**Extracted entries:**

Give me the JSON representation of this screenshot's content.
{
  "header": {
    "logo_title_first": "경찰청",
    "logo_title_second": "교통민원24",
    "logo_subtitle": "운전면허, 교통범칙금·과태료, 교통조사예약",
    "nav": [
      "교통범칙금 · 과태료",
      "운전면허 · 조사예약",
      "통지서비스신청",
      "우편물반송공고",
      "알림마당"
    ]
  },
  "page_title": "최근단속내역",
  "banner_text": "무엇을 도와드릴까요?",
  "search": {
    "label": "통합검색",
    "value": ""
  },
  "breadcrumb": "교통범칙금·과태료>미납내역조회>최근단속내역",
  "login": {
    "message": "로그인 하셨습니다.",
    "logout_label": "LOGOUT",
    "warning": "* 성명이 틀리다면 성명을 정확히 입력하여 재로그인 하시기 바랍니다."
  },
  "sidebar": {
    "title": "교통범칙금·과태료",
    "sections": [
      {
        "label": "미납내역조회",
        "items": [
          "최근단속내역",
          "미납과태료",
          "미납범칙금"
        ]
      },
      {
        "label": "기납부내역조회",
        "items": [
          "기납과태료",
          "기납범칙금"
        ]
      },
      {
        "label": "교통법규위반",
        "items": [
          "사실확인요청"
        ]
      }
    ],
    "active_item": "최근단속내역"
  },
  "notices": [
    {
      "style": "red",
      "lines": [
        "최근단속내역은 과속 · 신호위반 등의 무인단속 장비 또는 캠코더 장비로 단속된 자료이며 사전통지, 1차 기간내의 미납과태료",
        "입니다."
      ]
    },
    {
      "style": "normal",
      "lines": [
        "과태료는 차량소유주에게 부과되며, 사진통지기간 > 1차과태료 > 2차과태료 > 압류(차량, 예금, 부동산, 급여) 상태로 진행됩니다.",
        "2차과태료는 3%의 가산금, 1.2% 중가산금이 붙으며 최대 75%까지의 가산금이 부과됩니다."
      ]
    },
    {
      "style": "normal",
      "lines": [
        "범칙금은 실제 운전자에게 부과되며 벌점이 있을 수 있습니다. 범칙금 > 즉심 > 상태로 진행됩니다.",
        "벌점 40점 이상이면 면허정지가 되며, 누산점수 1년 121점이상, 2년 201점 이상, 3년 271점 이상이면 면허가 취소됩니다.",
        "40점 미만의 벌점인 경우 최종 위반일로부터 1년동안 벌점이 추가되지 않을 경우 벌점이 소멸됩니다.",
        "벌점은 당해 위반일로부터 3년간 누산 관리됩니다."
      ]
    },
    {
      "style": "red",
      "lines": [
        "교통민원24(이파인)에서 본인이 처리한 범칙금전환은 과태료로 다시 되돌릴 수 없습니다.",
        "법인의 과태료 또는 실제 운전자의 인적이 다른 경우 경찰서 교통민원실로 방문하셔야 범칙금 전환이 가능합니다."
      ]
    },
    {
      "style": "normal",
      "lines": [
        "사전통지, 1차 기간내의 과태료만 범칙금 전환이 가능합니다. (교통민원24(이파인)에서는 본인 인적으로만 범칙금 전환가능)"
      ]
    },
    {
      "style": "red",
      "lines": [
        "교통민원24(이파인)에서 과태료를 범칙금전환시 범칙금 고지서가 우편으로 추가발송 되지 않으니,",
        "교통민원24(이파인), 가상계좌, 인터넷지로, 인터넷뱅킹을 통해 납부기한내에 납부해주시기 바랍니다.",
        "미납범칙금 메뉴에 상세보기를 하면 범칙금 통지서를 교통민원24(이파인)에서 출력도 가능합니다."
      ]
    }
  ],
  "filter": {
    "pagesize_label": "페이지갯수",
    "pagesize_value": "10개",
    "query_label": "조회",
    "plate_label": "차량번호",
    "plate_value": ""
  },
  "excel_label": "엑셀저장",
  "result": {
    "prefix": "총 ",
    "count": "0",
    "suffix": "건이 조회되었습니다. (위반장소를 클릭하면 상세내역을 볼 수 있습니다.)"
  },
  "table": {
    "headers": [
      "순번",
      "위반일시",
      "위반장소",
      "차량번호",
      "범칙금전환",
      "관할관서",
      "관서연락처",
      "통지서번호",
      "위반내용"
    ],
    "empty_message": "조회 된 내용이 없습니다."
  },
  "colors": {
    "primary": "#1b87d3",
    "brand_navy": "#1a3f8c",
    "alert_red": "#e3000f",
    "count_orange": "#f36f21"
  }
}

**Task goal:** Tally up the lines holding the string "기간내의" in this listing, and report the total alone.

**Correct result:** 2